- Source data
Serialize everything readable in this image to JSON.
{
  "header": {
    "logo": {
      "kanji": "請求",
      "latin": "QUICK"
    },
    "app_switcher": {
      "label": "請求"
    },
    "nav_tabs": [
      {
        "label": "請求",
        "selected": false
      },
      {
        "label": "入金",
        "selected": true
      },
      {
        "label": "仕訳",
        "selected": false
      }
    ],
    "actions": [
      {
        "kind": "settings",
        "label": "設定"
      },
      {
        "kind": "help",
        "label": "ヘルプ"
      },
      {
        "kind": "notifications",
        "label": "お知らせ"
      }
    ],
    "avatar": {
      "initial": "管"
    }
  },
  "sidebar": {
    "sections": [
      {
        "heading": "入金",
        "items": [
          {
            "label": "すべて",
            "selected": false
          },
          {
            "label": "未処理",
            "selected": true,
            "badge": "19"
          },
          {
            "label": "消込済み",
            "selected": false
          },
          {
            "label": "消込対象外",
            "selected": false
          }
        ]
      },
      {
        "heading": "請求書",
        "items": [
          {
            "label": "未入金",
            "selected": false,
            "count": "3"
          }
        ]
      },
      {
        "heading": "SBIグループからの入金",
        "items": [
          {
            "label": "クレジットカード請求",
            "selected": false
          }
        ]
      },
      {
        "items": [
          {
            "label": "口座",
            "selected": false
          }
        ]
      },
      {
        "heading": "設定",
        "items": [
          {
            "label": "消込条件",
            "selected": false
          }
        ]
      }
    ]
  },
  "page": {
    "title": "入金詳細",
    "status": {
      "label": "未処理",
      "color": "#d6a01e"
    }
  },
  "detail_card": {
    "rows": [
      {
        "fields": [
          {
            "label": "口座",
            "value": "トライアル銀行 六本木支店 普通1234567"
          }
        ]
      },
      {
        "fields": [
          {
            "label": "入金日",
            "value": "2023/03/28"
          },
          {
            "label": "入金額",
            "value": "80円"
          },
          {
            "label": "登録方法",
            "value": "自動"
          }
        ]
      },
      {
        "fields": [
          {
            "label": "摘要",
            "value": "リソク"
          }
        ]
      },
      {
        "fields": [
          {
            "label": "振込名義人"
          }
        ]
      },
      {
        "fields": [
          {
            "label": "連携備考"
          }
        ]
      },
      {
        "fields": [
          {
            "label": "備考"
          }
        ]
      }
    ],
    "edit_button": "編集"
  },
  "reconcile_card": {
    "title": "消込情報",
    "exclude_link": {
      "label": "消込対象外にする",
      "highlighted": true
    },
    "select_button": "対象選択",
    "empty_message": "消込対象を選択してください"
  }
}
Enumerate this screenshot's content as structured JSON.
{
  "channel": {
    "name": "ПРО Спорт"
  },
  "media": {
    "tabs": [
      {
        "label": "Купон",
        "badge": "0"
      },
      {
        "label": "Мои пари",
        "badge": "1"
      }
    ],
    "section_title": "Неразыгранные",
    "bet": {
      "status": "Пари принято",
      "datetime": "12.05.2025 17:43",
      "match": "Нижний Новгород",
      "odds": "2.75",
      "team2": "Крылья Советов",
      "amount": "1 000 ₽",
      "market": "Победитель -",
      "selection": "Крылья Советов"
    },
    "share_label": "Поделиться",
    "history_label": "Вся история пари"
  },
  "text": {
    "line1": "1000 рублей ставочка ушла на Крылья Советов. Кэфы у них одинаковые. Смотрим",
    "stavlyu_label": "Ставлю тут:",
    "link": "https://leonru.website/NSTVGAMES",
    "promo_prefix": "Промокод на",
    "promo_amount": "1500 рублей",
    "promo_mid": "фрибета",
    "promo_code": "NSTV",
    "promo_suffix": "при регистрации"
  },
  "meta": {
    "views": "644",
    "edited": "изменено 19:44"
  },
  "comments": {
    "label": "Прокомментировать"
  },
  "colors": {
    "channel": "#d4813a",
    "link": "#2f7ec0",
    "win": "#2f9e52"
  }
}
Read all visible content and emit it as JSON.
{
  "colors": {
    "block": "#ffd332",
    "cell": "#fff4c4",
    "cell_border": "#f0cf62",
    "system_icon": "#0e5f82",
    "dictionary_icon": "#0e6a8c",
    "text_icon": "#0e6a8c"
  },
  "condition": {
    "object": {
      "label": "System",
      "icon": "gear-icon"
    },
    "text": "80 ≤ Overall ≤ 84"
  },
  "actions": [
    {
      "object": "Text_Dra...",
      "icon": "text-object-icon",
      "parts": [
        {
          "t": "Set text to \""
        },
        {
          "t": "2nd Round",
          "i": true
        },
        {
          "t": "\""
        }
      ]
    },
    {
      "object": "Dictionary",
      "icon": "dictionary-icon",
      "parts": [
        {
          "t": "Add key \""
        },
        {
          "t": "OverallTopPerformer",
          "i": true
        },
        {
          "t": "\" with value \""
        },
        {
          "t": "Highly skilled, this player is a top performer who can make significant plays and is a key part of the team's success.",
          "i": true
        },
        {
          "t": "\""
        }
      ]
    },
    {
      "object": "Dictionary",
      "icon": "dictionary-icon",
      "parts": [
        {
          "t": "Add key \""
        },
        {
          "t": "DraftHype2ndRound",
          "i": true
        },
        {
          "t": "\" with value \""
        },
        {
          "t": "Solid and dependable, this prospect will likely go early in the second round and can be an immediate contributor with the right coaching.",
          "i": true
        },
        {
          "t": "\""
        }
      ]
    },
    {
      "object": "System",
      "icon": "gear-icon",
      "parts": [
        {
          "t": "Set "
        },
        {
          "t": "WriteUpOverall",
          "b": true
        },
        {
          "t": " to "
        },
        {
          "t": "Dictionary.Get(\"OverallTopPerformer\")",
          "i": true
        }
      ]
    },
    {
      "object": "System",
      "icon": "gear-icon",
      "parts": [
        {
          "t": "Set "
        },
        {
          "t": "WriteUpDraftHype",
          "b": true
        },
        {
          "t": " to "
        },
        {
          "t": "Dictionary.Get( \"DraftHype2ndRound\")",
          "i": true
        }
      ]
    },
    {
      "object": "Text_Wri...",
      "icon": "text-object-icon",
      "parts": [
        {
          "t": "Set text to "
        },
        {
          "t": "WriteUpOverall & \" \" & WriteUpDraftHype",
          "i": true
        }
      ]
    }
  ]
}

- Short problem
Look above for lines with the word "рублей" and copy them all.

- Written reply
    "line1": "1000 рублей ставочка ушла на Крылья Советов. Кэфы у них одинаковые. Смотрим",
    "promo_amount": "1500 рублей",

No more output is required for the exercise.